## Stated task
Write out all of the lines below, exactly and completely.

[start Supplied records]

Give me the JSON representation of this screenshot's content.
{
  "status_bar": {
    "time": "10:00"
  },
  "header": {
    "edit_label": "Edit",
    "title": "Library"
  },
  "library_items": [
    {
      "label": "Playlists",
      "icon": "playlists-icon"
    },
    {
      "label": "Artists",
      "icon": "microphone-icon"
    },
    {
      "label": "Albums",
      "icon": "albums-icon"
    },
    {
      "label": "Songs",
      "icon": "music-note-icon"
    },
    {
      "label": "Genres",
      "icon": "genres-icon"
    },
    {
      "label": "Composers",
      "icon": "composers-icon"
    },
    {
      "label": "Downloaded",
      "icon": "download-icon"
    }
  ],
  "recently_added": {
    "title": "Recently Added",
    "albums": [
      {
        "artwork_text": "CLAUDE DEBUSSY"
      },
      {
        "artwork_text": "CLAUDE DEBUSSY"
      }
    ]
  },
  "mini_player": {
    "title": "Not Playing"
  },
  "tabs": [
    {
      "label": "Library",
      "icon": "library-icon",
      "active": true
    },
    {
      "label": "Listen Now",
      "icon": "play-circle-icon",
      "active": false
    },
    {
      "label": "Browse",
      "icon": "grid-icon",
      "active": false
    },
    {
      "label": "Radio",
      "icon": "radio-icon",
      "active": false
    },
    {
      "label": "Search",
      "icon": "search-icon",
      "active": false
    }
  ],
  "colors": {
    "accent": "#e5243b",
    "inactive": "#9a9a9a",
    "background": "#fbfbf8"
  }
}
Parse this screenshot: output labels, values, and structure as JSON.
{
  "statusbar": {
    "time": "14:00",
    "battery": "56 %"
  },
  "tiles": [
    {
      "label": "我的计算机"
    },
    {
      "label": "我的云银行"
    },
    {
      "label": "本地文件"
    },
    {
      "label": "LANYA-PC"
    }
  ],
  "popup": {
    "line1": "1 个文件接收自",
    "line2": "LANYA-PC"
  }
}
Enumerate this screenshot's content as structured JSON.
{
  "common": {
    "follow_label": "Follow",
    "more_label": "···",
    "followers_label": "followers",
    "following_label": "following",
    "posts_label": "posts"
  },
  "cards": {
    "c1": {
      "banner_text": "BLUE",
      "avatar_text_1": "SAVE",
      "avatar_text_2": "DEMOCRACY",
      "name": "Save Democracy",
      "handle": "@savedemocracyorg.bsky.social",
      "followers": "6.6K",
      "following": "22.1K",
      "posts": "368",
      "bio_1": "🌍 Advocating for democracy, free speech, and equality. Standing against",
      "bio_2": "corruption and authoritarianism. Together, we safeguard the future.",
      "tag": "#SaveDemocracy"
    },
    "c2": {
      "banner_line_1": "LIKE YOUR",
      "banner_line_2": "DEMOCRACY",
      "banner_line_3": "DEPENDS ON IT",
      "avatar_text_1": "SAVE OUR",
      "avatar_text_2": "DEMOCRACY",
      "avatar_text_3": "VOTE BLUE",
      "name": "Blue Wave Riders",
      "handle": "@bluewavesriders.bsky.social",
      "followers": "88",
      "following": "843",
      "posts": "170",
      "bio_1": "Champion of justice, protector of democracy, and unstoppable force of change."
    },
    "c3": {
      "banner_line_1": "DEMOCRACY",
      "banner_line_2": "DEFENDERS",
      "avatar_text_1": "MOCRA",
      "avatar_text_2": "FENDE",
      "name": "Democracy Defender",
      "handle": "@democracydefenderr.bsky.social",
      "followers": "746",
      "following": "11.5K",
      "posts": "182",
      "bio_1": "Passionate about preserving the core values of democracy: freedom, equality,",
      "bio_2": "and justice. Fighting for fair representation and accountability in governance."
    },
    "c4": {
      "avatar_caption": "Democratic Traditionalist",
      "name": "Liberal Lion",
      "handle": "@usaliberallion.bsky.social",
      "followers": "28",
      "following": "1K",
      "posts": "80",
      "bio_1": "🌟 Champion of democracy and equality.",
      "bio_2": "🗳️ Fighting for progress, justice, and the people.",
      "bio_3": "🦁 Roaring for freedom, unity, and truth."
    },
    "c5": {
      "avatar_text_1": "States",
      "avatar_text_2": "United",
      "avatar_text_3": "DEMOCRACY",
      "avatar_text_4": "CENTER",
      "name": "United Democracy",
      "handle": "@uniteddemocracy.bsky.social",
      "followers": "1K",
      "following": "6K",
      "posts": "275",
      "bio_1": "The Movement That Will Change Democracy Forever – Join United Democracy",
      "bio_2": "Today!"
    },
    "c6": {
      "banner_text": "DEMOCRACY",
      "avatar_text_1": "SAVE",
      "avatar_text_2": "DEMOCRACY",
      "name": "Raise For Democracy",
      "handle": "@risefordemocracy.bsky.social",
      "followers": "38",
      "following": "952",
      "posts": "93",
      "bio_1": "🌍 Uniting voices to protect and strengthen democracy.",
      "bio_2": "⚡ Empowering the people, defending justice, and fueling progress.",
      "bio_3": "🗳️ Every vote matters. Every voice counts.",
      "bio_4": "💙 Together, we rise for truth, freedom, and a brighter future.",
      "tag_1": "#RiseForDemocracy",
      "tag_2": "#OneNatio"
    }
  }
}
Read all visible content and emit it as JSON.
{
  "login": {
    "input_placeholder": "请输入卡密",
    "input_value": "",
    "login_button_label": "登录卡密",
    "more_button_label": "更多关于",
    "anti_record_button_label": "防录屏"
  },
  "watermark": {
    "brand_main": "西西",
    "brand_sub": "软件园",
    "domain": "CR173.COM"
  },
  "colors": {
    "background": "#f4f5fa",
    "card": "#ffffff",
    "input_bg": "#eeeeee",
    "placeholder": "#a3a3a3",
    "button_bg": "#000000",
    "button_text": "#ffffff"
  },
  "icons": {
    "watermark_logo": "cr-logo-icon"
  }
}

[end Supplied records]

## Full output
Give me the JSON representation of this screenshot's content.
{
  "status_bar": {
    "time": "10:00"
  },
  "header": {
    "edit_label": "Edit",
    "title": "Library"
  },
  "library_items": [
    {
      "label": "Playlists",
      "icon": "playlists-icon"
    },
    {
      "label": "Artists",
      "icon": "microphone-icon"
    },
    {
      "label": "Albums",
      "icon": "albums-icon"
    },
    {
      "label": "Songs",
      "icon": "music-note-icon"
    },
    {
      "label": "Genres",
      "icon": "genres-icon"
    },
    {
      "label": "Composers",
      "icon": "composers-icon"
    },
    {
      "label": "Downloaded",
      "icon": "download-icon"
    }
  ],
  "recently_added": {
    "title": "Recently Added",
    "albums": [
      {
        "artwork_text": "CLAUDE DEBUSSY"
      },
      {
        "artwork_text": "CLAUDE DEBUSSY"
      }
    ]
  },
  "mini_player": {
    "title": "Not Playing"
  },
  "tabs": [
    {
      "label": "Library",
      "icon": "library-icon",
      "active": true
    },
    {
      "label": "Listen Now",
      "icon": "play-circle-icon",
      "active": false
    },
    {
      "label": "Browse",
      "icon": "grid-icon",
      "active": false
    },
    {
      "label": "Radio",
      "icon": "radio-icon",
      "active": false
    },
    {
      "label": "Search",
      "icon": "search-icon",
      "active": false
    }
  ],
  "colors": {
    "accent": "#e5243b",
    "inactive": "#9a9a9a",
    "background": "#fbfbf8"
  }
}
Parse this screenshot: output labels, values, and structure as JSON.
{
  "statusbar": {
    "time": "14:00",
    "battery": "56 %"
  },
  "tiles": [
    {
      "label": "我的计算机"
    },
    {
      "label": "我的云银行"
    },
    {
      "label": "本地文件"
    },
    {
      "label": "LANYA-PC"
    }
  ],
  "popup": {
    "line1": "1 个文件接收自",
    "line2": "LANYA-PC"
  }
}
Enumerate this screenshot's content as structured JSON.
{
  "common": {
    "follow_label": "Follow",
    "more_label": "···",
    "followers_label": "followers",
    "following_label": "following",
    "posts_label": "posts"
  },
  "cards": {
    "c1": {
      "banner_text": "BLUE",
      "avatar_text_1": "SAVE",
      "avatar_text_2": "DEMOCRACY",
      "name": "Save Democracy",
      "handle": "@savedemocracyorg.bsky.social",
      "followers": "6.6K",
      "following": "22.1K",
      "posts": "368",
      "bio_1": "🌍 Advocating for democracy, free speech, and equality. Standing against",
      "bio_2": "corruption and authoritarianism. Together, we safeguard the future.",
      "tag": "#SaveDemocracy"
    },
    "c2": {
      "banner_line_1": "LIKE YOUR",
      "banner_line_2": "DEMOCRACY",
      "banner_line_3": "DEPENDS ON IT",
      "avatar_text_1": "SAVE OUR",
      "avatar_text_2": "DEMOCRACY",
      "avatar_text_3": "VOTE BLUE",
      "name": "Blue Wave Riders",
      "handle": "@bluewavesriders.bsky.social",
      "followers": "88",
      "following": "843",
      "posts": "170",
      "bio_1": "Champion of justice, protector of democracy, and unstoppable force of change."
    },
    "c3": {
      "banner_line_1": "DEMOCRACY",
      "banner_line_2": "DEFENDERS",
      "avatar_text_1": "MOCRA",
      "avatar_text_2": "FENDE",
      "name": "Democracy Defender",
      "handle": "@democracydefenderr.bsky.social",
      "followers": "746",
      "following": "11.5K",
      "posts": "182",
      "bio_1": "Passionate about preserving the core values of democracy: freedom, equality,",
      "bio_2": "and justice. Fighting for fair representation and accountability in governance."
    },
    "c4": {
      "avatar_caption": "Democratic Traditionalist",
      "name": "Liberal Lion",
      "handle": "@usaliberallion.bsky.social",
      "followers": "28",
      "following": "1K",
      "posts": "80",
      "bio_1": "🌟 Champion of democracy and equality.",
      "bio_2": "🗳️ Fighting for progress, justice, and the people.",
      "bio_3": "🦁 Roaring for freedom, unity, and truth."
    },
    "c5": {
      "avatar_text_1": "States",
      "avatar_text_2": "United",
      "avatar_text_3": "DEMOCRACY",
      "avatar_text_4": "CENTER",
      "name": "United Democracy",
      "handle": "@uniteddemocracy.bsky.social",
      "followers": "1K",
      "following": "6K",
      "posts": "275",
      "bio_1": "The Movement That Will Change Democracy Forever – Join United Democracy",
      "bio_2": "Today!"
    },
    "c6": {
      "banner_text": "DEMOCRACY",
      "avatar_text_1": "SAVE",
      "avatar_text_2": "DEMOCRACY",
      "name": "Raise For Democracy",
      "handle": "@risefordemocracy.bsky.social",
      "followers": "38",
      "following": "952",
      "posts": "93",
      "bio_1": "🌍 Uniting voices to protect and strengthen democracy.",
      "bio_2": "⚡ Empowering the people, defending justice, and fueling progress.",
      "bio_3": "🗳️ Every vote matters. Every voice counts.",
      "bio_4": "💙 Together, we rise for truth, freedom, and a brighter future.",
      "tag_1": "#RiseForDemocracy",
      "tag_2": "#OneNatio"
    }
  }
}
Read all visible content and emit it as JSON.
{
  "login": {
    "input_placeholder": "请输入卡密",
    "input_value": "",
    "login_button_label": "登录卡密",
    "more_button_label": "更多关于",
    "anti_record_button_label": "防录屏"
  },
  "watermark": {
    "brand_main": "西西",
    "brand_sub": "软件园",
    "domain": "CR173.COM"
  },
  "colors": {
    "background": "#f4f5fa",
    "card": "#ffffff",
    "input_bg": "#eeeeee",
    "placeholder": "#a3a3a3",
    "button_bg": "#000000",
    "button_text": "#ffffff"
  },
  "icons": {
    "watermark_logo": "cr-logo-icon"
  }
}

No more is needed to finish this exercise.